Pull every line holding the string "civil" from the records below.

━━━━━ RECORDS TO USE ━━━━━

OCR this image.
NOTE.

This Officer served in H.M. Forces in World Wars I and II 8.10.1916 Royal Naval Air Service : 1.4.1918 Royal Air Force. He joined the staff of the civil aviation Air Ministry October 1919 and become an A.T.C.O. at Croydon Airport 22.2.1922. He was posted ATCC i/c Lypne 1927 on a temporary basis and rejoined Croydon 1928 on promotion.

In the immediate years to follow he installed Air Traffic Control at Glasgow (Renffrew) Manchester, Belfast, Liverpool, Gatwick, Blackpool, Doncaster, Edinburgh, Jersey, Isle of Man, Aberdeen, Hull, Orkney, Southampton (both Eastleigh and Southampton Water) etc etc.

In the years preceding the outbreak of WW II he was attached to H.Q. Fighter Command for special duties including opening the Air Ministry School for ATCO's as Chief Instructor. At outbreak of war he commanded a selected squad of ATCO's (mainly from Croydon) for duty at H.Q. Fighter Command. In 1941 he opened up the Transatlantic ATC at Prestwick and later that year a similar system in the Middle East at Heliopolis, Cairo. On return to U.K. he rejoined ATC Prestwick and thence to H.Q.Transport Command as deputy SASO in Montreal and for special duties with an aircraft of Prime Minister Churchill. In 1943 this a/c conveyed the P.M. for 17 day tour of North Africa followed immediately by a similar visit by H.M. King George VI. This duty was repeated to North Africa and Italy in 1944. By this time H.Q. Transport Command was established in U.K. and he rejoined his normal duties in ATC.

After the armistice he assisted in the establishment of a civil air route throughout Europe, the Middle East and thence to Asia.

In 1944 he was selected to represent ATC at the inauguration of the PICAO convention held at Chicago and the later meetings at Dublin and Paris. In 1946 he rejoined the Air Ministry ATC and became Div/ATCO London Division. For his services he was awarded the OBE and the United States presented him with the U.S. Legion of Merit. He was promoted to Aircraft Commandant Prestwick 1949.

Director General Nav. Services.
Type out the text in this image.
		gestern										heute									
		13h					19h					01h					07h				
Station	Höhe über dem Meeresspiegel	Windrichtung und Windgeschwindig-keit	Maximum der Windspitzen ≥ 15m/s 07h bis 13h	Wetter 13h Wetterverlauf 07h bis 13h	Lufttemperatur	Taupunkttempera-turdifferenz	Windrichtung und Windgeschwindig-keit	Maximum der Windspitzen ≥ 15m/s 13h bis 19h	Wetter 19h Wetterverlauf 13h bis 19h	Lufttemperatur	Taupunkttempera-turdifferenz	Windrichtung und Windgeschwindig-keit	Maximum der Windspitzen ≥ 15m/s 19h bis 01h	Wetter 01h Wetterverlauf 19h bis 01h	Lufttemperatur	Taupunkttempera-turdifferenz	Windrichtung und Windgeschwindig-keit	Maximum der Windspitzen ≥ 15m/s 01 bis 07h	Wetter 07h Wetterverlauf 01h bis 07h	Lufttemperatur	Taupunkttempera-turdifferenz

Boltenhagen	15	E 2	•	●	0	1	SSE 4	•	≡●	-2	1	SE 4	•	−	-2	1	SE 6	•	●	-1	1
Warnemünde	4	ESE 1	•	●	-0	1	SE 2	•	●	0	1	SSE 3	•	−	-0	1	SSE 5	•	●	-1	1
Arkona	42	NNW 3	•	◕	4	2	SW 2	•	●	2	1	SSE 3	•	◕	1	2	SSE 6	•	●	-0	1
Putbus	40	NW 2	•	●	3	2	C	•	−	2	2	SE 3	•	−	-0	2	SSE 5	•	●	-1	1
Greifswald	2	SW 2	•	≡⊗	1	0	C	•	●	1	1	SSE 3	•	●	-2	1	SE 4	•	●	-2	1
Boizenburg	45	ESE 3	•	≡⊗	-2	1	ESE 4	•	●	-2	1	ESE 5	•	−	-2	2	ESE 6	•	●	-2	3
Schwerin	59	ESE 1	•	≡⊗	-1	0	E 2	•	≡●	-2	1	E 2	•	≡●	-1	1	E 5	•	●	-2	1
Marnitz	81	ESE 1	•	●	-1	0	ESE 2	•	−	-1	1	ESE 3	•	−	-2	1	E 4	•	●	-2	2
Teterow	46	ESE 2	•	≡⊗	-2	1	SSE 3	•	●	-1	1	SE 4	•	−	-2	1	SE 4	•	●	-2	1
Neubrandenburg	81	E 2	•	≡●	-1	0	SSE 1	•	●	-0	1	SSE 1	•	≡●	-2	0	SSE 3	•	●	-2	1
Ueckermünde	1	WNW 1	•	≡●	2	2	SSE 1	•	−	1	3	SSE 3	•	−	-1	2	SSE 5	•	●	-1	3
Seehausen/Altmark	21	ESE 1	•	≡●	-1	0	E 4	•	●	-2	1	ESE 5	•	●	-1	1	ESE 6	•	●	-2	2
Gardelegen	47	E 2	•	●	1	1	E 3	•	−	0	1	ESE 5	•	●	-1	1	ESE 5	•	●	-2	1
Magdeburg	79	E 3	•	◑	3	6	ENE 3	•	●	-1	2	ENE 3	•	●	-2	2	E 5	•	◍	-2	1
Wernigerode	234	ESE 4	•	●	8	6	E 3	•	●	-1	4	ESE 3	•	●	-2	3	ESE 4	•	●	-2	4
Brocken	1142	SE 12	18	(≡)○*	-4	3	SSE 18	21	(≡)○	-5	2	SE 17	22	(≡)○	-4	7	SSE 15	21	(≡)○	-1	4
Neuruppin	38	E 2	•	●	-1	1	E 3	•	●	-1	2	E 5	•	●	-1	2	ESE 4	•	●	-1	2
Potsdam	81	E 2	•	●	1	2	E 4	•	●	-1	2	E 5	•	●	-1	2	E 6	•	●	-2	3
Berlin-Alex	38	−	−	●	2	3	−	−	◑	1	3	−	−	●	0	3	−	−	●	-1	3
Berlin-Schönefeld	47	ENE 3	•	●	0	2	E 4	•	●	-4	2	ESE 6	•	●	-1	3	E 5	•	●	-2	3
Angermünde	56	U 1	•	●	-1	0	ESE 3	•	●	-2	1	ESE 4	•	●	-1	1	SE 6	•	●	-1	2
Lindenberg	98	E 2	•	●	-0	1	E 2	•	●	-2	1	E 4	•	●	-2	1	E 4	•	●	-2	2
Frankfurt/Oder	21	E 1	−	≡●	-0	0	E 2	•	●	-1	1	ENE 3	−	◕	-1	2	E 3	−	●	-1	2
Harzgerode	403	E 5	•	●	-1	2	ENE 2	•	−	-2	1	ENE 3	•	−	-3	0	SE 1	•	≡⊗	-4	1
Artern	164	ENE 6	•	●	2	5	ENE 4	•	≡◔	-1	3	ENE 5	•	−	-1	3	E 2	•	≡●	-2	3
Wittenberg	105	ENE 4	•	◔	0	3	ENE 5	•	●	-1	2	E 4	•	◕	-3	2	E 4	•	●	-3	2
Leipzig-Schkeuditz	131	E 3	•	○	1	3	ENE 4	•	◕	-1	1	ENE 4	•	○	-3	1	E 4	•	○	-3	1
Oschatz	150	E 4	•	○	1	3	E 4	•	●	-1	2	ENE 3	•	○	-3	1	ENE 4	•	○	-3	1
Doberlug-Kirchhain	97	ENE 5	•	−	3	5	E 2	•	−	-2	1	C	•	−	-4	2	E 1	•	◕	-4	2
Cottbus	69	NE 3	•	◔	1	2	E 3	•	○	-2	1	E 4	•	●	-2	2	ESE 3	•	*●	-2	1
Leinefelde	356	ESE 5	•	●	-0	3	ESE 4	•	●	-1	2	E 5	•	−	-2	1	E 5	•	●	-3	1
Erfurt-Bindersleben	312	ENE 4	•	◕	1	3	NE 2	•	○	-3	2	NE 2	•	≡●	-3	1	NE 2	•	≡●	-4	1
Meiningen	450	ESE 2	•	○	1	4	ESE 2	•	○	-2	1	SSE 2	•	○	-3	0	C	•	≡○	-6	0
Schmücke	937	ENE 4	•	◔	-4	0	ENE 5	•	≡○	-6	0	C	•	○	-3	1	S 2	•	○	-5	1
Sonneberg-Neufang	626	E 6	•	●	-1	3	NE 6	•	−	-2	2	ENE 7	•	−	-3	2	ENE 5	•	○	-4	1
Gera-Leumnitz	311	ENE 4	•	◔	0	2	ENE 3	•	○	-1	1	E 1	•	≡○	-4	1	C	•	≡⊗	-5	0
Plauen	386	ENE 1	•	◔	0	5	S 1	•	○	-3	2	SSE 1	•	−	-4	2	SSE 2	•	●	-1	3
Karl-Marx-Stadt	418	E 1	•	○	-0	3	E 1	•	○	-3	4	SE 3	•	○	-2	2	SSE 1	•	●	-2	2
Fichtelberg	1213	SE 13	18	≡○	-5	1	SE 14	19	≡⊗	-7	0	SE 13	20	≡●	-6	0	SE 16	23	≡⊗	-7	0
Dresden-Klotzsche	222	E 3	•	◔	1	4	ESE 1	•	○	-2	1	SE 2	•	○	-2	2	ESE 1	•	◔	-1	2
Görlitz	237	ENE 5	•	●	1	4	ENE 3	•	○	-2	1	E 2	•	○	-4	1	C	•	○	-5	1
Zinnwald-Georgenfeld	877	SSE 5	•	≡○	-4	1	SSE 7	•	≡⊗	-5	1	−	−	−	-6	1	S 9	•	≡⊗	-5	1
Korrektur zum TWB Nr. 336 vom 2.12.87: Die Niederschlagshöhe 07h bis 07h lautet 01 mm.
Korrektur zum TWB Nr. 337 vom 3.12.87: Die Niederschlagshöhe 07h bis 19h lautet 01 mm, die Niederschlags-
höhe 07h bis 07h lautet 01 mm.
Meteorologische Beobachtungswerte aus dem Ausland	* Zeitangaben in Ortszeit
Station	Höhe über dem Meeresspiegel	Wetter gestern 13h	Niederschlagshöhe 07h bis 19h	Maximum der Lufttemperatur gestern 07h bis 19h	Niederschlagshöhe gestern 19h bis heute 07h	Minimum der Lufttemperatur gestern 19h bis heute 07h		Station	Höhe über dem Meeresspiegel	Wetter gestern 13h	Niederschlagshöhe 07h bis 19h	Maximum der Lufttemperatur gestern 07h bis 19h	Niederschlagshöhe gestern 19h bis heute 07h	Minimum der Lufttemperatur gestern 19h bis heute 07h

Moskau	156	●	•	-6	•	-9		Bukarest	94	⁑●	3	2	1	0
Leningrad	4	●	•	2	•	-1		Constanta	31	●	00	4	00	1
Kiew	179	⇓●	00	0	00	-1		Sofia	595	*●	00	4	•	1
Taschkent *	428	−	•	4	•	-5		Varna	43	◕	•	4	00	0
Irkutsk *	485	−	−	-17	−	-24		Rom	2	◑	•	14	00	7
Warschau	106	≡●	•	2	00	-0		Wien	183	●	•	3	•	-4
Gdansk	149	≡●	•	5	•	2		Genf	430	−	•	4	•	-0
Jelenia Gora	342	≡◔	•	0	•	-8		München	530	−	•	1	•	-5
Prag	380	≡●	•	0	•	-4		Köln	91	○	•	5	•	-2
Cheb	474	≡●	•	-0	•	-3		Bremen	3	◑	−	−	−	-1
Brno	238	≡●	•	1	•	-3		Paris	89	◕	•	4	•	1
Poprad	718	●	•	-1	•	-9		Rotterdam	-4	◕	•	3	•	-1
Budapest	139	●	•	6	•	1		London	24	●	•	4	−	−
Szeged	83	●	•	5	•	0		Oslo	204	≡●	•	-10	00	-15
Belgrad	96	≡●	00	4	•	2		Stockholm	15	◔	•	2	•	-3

━━━━━

### ANSWER
This Officer served in H.M. Forces in World Wars I and II 8.10.1916 Royal Naval Air Service : 1.4.1918 Royal Air Force. He joined the staff of the civil aviation Air Ministry October 1919 and become an A.T.C.O. at Croydon Airport 22.2.1922. He was posted ATCC i/c Lypne 1927 on a temporary basis and rejoined Croydon 1928 on promotion.
After the armistice he assisted in the establishment of a civil air route throughout Europe, the Middle East and thence to Asia.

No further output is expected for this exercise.